Tech Recruiter Tries Coding pt. 3— More GAS and DB-fication of sheets!

SEQUEL IS OUT! Recruiter Codes Chrome Extension — A LinkedIn Fairy(-tale)!

In part 2 of this growing (and growingly wordy) series, I talked about how to database-ify and CRM-ify spreadsheets, and a few things about how to code this stuff, elaborating on the basics described in part 1.
But when it came to actual code examples, I switched to a different topic.

This is because I didn’t want to bore you to death with routine stuff like indexing, managing of doubles, and such. 🥱

Trying to keep this merciful objective in view(!), l will try to re-take the subject and talk about some of this stuff, hoping to give good examples of the additional power of GAS (Google Apps Script)-powered spreadsheets over a database or a CRM (which, I love to say, is just a database frontend.)

So I will start with a few basics, without too much code, and then dive into a couple of code examples for the functions that I had more fun coding.

Basic steps to become a heretic DB-fier of spreadsheets

Now, I know I’m making you picture in your mind a lot of stuff since last time: it’s because if I would show you the actual spreadsheet, I’d have to transform it into a rave of censoring-happy emojis!

But you can imagine that managing double entries is quite easy, once everything has a unique ID.

Since all of our entries/rows are associated with at least one URL (if not an Email address, which is unique by definition), what I did was building a function that “sanitizes” the URLs by cutting out anything that can vary, keeping only the unique part, to avoid “false doubles” when the same URL is saved with different parameters or slashes, due to different sources, etc.

Pixelation: hot or not? 😀

Checking for doubles is not interesting at all, save for one nice thing to make searches much faster: using GAS’s Properties Service to keep a reasonably updated list of unique IDs and something more, always ready to use, instead of getting it from the sheet all the time, which is much slower.

▸ **To do**:
**a.** In the spreadsheet coding post, repeat everything from "Basic steps to" down to "a unique ID.".
**b.** In the spreadsheet coding post, why does the function strip the URLs down to only their unique part? Answer in one to three sentences.

▸ **Records supplied**:
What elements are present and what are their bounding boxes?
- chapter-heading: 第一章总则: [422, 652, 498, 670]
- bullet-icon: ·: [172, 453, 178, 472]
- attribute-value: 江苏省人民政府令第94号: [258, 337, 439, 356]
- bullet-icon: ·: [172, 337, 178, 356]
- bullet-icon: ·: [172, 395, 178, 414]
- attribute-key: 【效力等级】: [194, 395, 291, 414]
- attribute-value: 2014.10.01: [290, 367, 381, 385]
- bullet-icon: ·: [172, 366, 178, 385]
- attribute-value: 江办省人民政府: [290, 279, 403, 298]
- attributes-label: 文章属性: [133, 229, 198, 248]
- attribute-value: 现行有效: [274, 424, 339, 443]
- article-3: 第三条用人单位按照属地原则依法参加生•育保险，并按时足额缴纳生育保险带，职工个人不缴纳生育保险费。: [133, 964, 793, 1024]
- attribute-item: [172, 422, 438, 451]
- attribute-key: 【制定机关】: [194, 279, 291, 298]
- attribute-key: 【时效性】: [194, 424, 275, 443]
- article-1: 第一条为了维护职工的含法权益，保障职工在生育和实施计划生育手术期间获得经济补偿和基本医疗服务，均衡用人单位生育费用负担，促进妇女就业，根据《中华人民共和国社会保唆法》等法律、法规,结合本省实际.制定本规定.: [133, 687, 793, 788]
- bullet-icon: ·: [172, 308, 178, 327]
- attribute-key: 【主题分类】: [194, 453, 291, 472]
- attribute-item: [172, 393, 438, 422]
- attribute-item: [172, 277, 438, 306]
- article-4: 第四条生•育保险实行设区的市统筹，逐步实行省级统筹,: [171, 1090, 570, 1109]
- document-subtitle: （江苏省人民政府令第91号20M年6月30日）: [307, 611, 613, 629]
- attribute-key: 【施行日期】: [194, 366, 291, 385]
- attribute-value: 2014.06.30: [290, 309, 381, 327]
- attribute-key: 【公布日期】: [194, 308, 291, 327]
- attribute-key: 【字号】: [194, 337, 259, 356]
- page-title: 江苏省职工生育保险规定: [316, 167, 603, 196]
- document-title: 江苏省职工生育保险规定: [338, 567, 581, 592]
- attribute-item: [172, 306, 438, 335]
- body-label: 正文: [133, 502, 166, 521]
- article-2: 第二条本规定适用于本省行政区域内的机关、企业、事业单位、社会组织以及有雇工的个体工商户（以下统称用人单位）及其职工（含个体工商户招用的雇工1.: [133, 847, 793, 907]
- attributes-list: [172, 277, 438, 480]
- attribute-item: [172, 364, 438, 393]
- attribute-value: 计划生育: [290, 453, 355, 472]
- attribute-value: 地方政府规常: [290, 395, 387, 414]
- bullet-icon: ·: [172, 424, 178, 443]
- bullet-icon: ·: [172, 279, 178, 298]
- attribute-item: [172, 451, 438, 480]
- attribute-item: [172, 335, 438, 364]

▸ **Task-by-task results**:
**a.**
Basic steps to become a heretic DB-fier of spreadsheets

Now, I know I’m making you picture in your mind a lot of stuff since last time: it’s because if I would show you the actual spreadsheet, I’d have to transform it into a rave of censoring-happy emojis!

But you can imagine that managing double entries is quite easy, once everything has a unique ID.

**b.** It avoids "false doubles." The same URL can be saved with different parameters or slashes because it comes from different sources, and keeping only the unique part stops those versions from counting as separate entries.